(A block of data)
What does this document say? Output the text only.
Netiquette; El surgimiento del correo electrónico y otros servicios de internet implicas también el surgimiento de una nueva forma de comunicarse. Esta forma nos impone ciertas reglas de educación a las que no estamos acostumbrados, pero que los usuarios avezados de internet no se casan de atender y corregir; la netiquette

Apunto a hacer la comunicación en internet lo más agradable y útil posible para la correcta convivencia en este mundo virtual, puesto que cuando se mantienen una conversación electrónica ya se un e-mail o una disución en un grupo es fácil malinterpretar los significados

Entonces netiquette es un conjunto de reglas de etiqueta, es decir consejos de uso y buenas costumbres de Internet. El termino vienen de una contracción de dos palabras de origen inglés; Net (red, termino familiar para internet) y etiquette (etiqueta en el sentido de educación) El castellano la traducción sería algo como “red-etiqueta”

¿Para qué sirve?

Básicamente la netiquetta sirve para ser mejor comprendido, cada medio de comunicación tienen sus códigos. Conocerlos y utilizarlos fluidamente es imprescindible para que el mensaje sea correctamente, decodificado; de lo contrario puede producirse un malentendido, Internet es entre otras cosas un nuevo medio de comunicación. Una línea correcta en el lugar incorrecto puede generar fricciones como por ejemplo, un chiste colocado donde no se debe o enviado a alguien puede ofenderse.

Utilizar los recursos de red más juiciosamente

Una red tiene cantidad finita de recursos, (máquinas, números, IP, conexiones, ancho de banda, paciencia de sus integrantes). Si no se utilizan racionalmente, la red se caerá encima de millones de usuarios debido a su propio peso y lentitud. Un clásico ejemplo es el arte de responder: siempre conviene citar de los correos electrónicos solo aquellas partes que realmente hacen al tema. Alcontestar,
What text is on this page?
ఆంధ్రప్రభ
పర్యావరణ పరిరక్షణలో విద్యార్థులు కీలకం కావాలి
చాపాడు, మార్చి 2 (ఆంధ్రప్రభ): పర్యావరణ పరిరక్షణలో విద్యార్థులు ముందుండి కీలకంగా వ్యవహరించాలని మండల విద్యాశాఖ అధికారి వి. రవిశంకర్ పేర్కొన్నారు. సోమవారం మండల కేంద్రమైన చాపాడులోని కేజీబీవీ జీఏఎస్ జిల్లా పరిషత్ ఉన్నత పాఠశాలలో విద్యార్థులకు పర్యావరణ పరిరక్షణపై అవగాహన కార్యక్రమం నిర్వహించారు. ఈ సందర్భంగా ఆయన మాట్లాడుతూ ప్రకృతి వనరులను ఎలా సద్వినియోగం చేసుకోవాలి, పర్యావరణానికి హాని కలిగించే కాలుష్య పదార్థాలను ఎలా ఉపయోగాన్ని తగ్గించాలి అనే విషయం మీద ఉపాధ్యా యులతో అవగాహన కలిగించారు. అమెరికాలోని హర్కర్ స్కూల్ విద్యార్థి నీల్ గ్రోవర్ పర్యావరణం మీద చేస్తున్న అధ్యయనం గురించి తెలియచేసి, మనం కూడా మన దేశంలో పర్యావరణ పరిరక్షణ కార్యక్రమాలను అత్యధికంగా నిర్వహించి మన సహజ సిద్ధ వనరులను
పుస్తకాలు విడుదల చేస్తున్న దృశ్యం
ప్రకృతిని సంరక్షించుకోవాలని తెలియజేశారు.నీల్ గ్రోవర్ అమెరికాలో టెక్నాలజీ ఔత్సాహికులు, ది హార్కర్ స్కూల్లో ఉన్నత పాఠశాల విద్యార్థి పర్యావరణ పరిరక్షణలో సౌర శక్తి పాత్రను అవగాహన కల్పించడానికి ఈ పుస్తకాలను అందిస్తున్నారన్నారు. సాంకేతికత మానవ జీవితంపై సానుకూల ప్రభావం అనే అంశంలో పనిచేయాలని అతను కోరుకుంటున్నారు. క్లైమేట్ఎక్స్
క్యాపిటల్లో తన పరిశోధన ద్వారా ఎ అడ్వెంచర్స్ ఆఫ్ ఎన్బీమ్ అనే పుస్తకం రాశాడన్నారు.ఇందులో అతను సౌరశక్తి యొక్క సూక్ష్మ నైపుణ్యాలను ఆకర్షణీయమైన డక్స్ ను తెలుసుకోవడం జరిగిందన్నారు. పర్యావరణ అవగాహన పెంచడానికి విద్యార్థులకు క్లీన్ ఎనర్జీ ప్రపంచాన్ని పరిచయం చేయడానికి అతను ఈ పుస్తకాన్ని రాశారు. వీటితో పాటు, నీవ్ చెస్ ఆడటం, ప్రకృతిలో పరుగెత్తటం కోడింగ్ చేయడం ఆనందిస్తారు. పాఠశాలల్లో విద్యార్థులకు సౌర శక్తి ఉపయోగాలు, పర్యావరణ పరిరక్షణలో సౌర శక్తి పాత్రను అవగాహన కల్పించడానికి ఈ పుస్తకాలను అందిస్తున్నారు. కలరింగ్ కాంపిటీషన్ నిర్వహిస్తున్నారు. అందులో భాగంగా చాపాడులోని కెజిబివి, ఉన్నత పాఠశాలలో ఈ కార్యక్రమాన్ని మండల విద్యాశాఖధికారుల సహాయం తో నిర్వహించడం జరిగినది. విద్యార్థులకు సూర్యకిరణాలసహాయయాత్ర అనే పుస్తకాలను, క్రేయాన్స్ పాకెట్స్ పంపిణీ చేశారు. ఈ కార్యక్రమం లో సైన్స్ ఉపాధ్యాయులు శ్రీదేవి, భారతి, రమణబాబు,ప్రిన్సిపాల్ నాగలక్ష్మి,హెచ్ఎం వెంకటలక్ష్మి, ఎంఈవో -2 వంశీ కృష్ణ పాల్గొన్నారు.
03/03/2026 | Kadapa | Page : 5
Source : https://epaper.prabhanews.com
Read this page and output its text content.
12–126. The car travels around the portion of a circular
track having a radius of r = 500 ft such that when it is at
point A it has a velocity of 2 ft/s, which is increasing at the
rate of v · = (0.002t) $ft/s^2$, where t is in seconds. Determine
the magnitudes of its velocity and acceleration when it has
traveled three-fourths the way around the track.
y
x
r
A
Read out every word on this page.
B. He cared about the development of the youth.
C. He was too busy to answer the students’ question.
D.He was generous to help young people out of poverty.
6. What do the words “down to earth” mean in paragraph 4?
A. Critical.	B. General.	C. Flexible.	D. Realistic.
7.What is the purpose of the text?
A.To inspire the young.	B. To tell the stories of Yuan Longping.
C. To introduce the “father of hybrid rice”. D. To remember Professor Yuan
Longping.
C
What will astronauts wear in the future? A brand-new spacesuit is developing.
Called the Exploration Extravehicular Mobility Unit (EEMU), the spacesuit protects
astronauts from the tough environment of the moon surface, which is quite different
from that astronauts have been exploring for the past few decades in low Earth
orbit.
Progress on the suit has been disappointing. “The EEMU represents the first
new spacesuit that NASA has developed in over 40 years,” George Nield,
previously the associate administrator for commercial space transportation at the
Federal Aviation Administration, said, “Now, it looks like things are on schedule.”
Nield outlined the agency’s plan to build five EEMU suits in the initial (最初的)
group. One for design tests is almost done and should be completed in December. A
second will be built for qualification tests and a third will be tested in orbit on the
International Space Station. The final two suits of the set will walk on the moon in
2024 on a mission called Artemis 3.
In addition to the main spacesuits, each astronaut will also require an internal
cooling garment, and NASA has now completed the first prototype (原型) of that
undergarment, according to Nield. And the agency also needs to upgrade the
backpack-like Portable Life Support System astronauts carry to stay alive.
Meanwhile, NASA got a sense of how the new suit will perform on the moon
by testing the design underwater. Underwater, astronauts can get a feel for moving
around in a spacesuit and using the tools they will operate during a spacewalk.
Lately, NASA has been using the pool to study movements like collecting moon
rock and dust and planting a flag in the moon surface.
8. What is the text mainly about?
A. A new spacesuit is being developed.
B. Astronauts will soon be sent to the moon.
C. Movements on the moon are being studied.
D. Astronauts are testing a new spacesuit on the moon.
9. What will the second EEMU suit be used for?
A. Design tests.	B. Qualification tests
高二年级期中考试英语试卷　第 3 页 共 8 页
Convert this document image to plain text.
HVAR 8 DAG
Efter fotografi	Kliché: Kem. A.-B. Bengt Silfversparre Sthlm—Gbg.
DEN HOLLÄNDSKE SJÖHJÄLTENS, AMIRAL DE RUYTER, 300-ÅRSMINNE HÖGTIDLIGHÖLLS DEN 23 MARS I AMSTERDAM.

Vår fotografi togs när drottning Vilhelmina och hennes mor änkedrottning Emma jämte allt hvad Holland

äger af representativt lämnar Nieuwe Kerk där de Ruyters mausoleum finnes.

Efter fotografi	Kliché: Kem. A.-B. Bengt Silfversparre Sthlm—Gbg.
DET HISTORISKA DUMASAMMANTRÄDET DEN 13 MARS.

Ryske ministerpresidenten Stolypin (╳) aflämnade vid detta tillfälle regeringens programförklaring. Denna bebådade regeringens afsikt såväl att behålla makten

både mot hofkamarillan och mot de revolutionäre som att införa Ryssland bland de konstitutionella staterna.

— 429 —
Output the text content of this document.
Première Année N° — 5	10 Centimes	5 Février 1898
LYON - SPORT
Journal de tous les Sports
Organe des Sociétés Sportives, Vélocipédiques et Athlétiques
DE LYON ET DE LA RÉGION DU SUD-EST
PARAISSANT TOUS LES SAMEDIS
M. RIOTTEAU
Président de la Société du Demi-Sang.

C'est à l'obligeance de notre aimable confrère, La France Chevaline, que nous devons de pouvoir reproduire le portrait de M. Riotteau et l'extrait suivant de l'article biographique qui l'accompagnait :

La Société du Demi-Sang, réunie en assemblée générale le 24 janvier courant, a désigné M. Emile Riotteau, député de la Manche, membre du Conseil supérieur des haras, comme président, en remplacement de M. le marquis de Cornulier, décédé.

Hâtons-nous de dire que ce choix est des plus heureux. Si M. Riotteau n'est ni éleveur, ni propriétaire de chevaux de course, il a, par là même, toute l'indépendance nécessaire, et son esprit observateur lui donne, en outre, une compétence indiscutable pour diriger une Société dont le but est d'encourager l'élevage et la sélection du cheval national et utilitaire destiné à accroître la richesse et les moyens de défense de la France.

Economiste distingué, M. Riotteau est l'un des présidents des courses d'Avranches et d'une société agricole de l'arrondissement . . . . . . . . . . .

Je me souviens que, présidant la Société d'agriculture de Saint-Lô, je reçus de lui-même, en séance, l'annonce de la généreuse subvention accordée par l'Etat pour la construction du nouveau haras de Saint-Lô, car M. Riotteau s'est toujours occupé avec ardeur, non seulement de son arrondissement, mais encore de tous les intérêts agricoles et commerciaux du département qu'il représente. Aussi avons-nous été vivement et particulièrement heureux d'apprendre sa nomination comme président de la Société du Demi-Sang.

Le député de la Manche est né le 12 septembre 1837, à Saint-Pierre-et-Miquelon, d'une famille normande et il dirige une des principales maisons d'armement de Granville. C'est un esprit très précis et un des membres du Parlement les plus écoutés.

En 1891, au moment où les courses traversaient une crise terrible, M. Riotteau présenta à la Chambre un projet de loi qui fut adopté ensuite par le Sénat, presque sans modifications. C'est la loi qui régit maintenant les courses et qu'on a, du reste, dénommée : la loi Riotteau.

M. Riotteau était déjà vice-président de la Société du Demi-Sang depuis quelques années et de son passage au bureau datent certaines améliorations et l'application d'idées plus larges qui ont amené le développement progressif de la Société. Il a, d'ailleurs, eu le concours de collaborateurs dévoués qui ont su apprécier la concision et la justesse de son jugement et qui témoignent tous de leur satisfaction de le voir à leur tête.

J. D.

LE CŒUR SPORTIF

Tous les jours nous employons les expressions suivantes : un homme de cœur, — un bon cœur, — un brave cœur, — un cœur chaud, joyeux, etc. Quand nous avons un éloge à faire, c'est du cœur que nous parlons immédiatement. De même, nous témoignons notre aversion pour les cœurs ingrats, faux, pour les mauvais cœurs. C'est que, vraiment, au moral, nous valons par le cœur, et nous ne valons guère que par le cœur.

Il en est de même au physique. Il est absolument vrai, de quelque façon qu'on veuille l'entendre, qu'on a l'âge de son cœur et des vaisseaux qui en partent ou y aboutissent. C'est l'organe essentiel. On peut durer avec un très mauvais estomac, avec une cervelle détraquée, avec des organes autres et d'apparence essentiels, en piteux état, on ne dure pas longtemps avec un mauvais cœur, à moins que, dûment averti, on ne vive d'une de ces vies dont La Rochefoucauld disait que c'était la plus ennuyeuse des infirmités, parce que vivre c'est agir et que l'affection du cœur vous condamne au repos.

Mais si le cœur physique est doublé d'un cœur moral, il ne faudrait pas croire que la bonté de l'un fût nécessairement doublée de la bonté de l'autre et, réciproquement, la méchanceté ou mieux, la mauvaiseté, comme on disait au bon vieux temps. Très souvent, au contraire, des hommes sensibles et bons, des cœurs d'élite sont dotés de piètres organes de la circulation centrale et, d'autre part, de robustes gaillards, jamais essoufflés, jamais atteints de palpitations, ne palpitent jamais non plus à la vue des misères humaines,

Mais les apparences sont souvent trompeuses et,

> EXERCISE TASK: Find the word "disait" in the entries above and gather every line that holds it.

> EXERCISE SOLUTION:
Il en est de même au physique. Il est absolument vrai, de quelque façon qu'on veuille l'entendre, qu'on a l'âge de son cœur et des vaisseaux qui en partent ou y aboutissent. C'est l'organe essentiel. On peut durer avec un très mauvais estomac, avec une cervelle détraquée, avec des organes autres et d'apparence essentiels, en piteux état, on ne dure pas longtemps avec un mauvais cœur, à moins que, dûment averti, on ne vive d'une de ces vies dont La Rochefoucauld disait que c'était la plus ennuyeuse des infirmités, parce que vivre c'est agir et que l'affection du cœur vous condamne au repos.
Mais si le cœur physique est doublé d'un cœur moral, il ne faudrait pas croire que la bonté de l'un fût nécessairement doublée de la bonté de l'autre et, réciproquement, la méchanceté ou mieux, la mauvaiseté, comme on disait au bon vieux temps. Très souvent, au contraire, des hommes sensibles et bons, des cœurs d'élite sont dotés de piètres organes de la circulation centrale et, d'autre part, de robustes gaillards, jamais essoufflés, jamais atteints de palpitations, ne palpitent jamais non plus à la vue des misères humaines,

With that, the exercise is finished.